- Stated task: Set out every line bearing the string "JSON".

--- Data for this task ---

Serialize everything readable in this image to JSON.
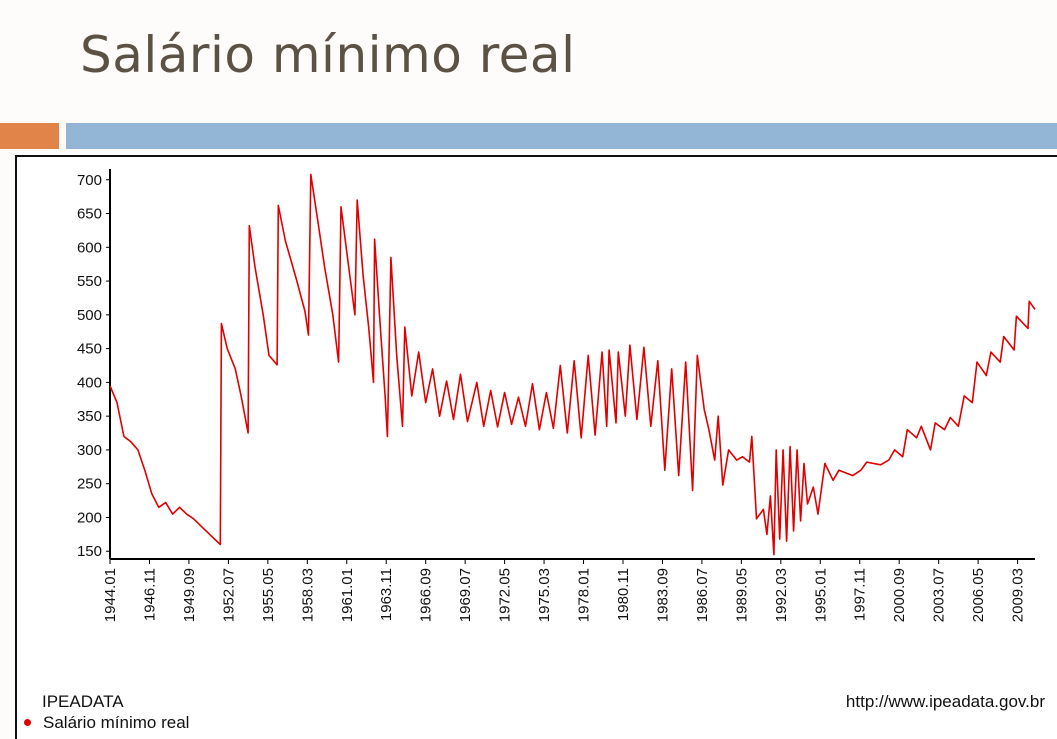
{
  "slide": {
    "title": "Salário mínimo real",
    "accent_orange": "#e0844a",
    "accent_blue": "#93b6d6"
  },
  "footer": {
    "source": "IPEADATA",
    "url": "http://www.ipeadata.gov.br"
  },
  "chart_data": {
    "type": "line",
    "title": "",
    "xlabel": "",
    "ylabel": "",
    "ylim": [
      140,
      710
    ],
    "y_ticks": [
      150,
      200,
      250,
      300,
      350,
      400,
      450,
      500,
      550,
      600,
      650,
      700
    ],
    "x_tick_labels": [
      "1944.01",
      "1946.11",
      "1949.09",
      "1952.07",
      "1955.05",
      "1958.03",
      "1961.01",
      "1963.11",
      "1966.09",
      "1969.07",
      "1972.05",
      "1975.03",
      "1978.01",
      "1980.11",
      "1983.09",
      "1986.07",
      "1989.05",
      "1992.03",
      "1995.01",
      "1997.11",
      "2000.09",
      "2003.07",
      "2006.05",
      "2009.03"
    ],
    "x_range": [
      "1944.01",
      "2010.06"
    ],
    "legend_position": "bottom-left",
    "grid": false,
    "series": [
      {
        "name": "Salário mínimo real",
        "color": "#e00000",
        "points": [
          [
            "1944.01",
            395
          ],
          [
            "1944.07",
            370
          ],
          [
            "1945.01",
            320
          ],
          [
            "1945.07",
            312
          ],
          [
            "1946.01",
            300
          ],
          [
            "1946.07",
            270
          ],
          [
            "1947.01",
            235
          ],
          [
            "1947.07",
            215
          ],
          [
            "1948.01",
            222
          ],
          [
            "1948.07",
            205
          ],
          [
            "1949.01",
            215
          ],
          [
            "1949.07",
            205
          ],
          [
            "1950.01",
            198
          ],
          [
            "1950.07",
            188
          ],
          [
            "1951.01",
            178
          ],
          [
            "1951.07",
            168
          ],
          [
            "1951.12",
            160
          ],
          [
            "1952.01",
            487
          ],
          [
            "1952.06",
            450
          ],
          [
            "1953.01",
            420
          ],
          [
            "1953.06",
            380
          ],
          [
            "1953.12",
            325
          ],
          [
            "1954.01",
            632
          ],
          [
            "1954.06",
            570
          ],
          [
            "1955.01",
            500
          ],
          [
            "1955.06",
            440
          ],
          [
            "1956.01",
            426
          ],
          [
            "1956.02",
            662
          ],
          [
            "1956.08",
            610
          ],
          [
            "1957.06",
            550
          ],
          [
            "1958.01",
            505
          ],
          [
            "1958.04",
            470
          ],
          [
            "1958.06",
            708
          ],
          [
            "1958.12",
            640
          ],
          [
            "1959.06",
            570
          ],
          [
            "1960.01",
            500
          ],
          [
            "1960.06",
            430
          ],
          [
            "1960.08",
            660
          ],
          [
            "1961.02",
            580
          ],
          [
            "1961.08",
            500
          ],
          [
            "1961.10",
            670
          ],
          [
            "1962.03",
            560
          ],
          [
            "1962.08",
            480
          ],
          [
            "1962.12",
            400
          ],
          [
            "1963.01",
            612
          ],
          [
            "1963.06",
            480
          ],
          [
            "1963.10",
            380
          ],
          [
            "1963.12",
            320
          ],
          [
            "1964.03",
            585
          ],
          [
            "1964.08",
            440
          ],
          [
            "1965.01",
            335
          ],
          [
            "1965.03",
            482
          ],
          [
            "1965.09",
            380
          ],
          [
            "1966.03",
            445
          ],
          [
            "1966.09",
            370
          ],
          [
            "1967.03",
            420
          ],
          [
            "1967.09",
            350
          ],
          [
            "1968.03",
            402
          ],
          [
            "1968.09",
            345
          ],
          [
            "1969.03",
            412
          ],
          [
            "1969.09",
            342
          ],
          [
            "1970.05",
            400
          ],
          [
            "1970.11",
            335
          ],
          [
            "1971.05",
            388
          ],
          [
            "1971.11",
            334
          ],
          [
            "1972.05",
            385
          ],
          [
            "1972.11",
            338
          ],
          [
            "1973.05",
            378
          ],
          [
            "1973.11",
            335
          ],
          [
            "1974.05",
            398
          ],
          [
            "1974.11",
            330
          ],
          [
            "1975.05",
            385
          ],
          [
            "1975.11",
            332
          ],
          [
            "1976.05",
            425
          ],
          [
            "1976.11",
            325
          ],
          [
            "1977.05",
            432
          ],
          [
            "1977.11",
            318
          ],
          [
            "1978.05",
            440
          ],
          [
            "1978.11",
            322
          ],
          [
            "1979.05",
            445
          ],
          [
            "1979.09",
            335
          ],
          [
            "1979.11",
            448
          ],
          [
            "1980.05",
            340
          ],
          [
            "1980.07",
            445
          ],
          [
            "1981.01",
            350
          ],
          [
            "1981.05",
            455
          ],
          [
            "1981.11",
            345
          ],
          [
            "1982.05",
            452
          ],
          [
            "1982.11",
            335
          ],
          [
            "1983.05",
            432
          ],
          [
            "1983.11",
            270
          ],
          [
            "1984.05",
            420
          ],
          [
            "1984.11",
            262
          ],
          [
            "1985.05",
            430
          ],
          [
            "1985.11",
            240
          ],
          [
            "1986.03",
            440
          ],
          [
            "1986.09",
            360
          ],
          [
            "1987.01",
            330
          ],
          [
            "1987.06",
            285
          ],
          [
            "1987.09",
            350
          ],
          [
            "1988.01",
            248
          ],
          [
            "1988.06",
            300
          ],
          [
            "1989.01",
            285
          ],
          [
            "1989.06",
            290
          ],
          [
            "1989.12",
            282
          ],
          [
            "1990.02",
            320
          ],
          [
            "1990.06",
            198
          ],
          [
            "1990.12",
            212
          ],
          [
            "1991.03",
            175
          ],
          [
            "1991.06",
            232
          ],
          [
            "1991.09",
            145
          ],
          [
            "1991.11",
            300
          ],
          [
            "1992.02",
            168
          ],
          [
            "1992.05",
            300
          ],
          [
            "1992.08",
            165
          ],
          [
            "1992.11",
            305
          ],
          [
            "1993.02",
            180
          ],
          [
            "1993.05",
            300
          ],
          [
            "1993.08",
            195
          ],
          [
            "1993.11",
            280
          ],
          [
            "1994.02",
            220
          ],
          [
            "1994.07",
            245
          ],
          [
            "1994.11",
            205
          ],
          [
            "1995.05",
            280
          ],
          [
            "1995.12",
            255
          ],
          [
            "1996.05",
            270
          ],
          [
            "1997.05",
            262
          ],
          [
            "1997.12",
            270
          ],
          [
            "1998.05",
            282
          ],
          [
            "1999.05",
            278
          ],
          [
            "1999.12",
            285
          ],
          [
            "2000.05",
            300
          ],
          [
            "2000.12",
            290
          ],
          [
            "2001.04",
            330
          ],
          [
            "2001.12",
            318
          ],
          [
            "2002.04",
            335
          ],
          [
            "2002.12",
            300
          ],
          [
            "2003.04",
            340
          ],
          [
            "2003.12",
            330
          ],
          [
            "2004.05",
            348
          ],
          [
            "2004.12",
            335
          ],
          [
            "2005.05",
            380
          ],
          [
            "2005.12",
            370
          ],
          [
            "2006.04",
            430
          ],
          [
            "2006.12",
            410
          ],
          [
            "2007.04",
            445
          ],
          [
            "2007.12",
            430
          ],
          [
            "2008.03",
            468
          ],
          [
            "2008.12",
            448
          ],
          [
            "2009.02",
            498
          ],
          [
            "2009.12",
            480
          ],
          [
            "2010.01",
            520
          ],
          [
            "2010.06",
            508
          ]
        ]
      }
    ]
  }
}
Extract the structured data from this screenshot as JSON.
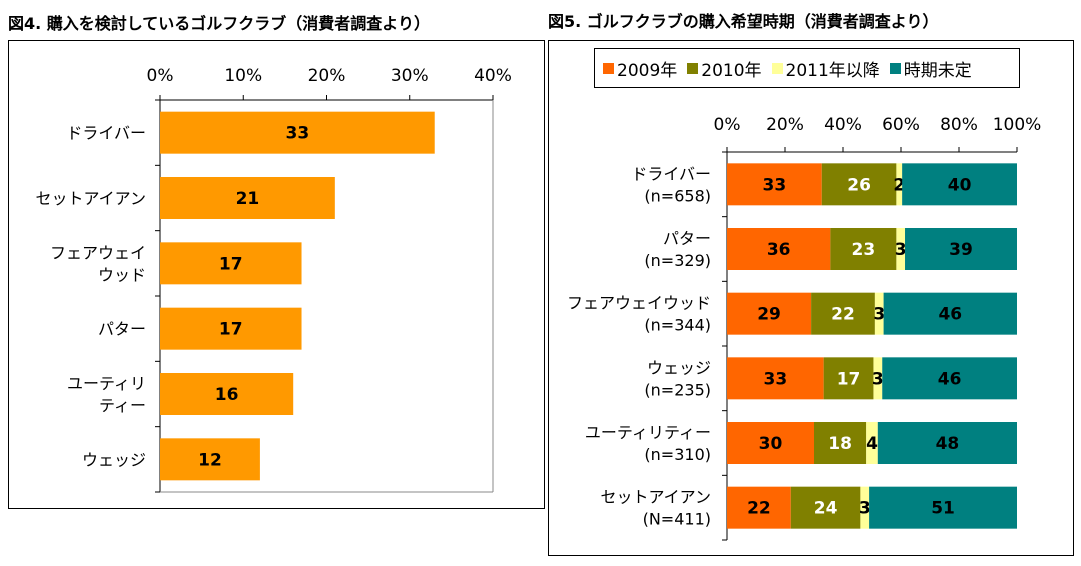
{
  "chart_data": [
    {
      "type": "bar",
      "orientation": "horizontal",
      "title": "図4. 購入を検討しているゴルフクラブ（消費者調査より）",
      "categories": [
        [
          "ドライバー"
        ],
        [
          "セットアイアン"
        ],
        [
          "フェアウェイ",
          "ウッド"
        ],
        [
          "パター"
        ],
        [
          "ユーティリ",
          "ティー"
        ],
        [
          "ウェッジ"
        ]
      ],
      "values": [
        33,
        21,
        17,
        17,
        16,
        12
      ],
      "xlim": [
        0,
        40
      ],
      "ticks": [
        "0%",
        "10%",
        "20%",
        "30%",
        "40%"
      ],
      "tick_values": [
        0,
        10,
        20,
        30,
        40
      ],
      "color": "#FF9900",
      "grid": false
    },
    {
      "type": "bar",
      "orientation": "horizontal",
      "stacked": "percent",
      "title": "図5. ゴルフクラブの購入希望時期（消費者調査より）",
      "categories": [
        [
          "ドライバー",
          "(n=658)"
        ],
        [
          "パター",
          "(n=329)"
        ],
        [
          "フェアウェイウッド",
          "(n=344)"
        ],
        [
          "ウェッジ",
          "(n=235)"
        ],
        [
          "ユーティリティー",
          "(n=310)"
        ],
        [
          "セットアイアン",
          "(N=411)"
        ]
      ],
      "series": [
        {
          "name": "2009年",
          "values": [
            33,
            36,
            29,
            33,
            30,
            22
          ],
          "color": "#FF6600",
          "label_color": "#000000"
        },
        {
          "name": "2010年",
          "values": [
            26,
            23,
            22,
            17,
            18,
            24
          ],
          "color": "#808000",
          "label_color": "#FFFFFF"
        },
        {
          "name": "2011年以降",
          "values": [
            2,
            3,
            3,
            3,
            4,
            3
          ],
          "color": "#FFFF99",
          "label_color": "#000000"
        },
        {
          "name": "時期未定",
          "values": [
            40,
            39,
            46,
            46,
            48,
            51
          ],
          "color": "#008080",
          "label_color": "#000000"
        }
      ],
      "xlim": [
        0,
        100
      ],
      "ticks": [
        "0%",
        "20%",
        "40%",
        "60%",
        "80%",
        "100%"
      ],
      "tick_values": [
        0,
        20,
        40,
        60,
        80,
        100
      ],
      "legend": "top",
      "grid": false
    }
  ]
}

---

- Response to the exercise:
Serialize everything readable in this image to JSON.
Extract the structured data from this screenshot as JSON.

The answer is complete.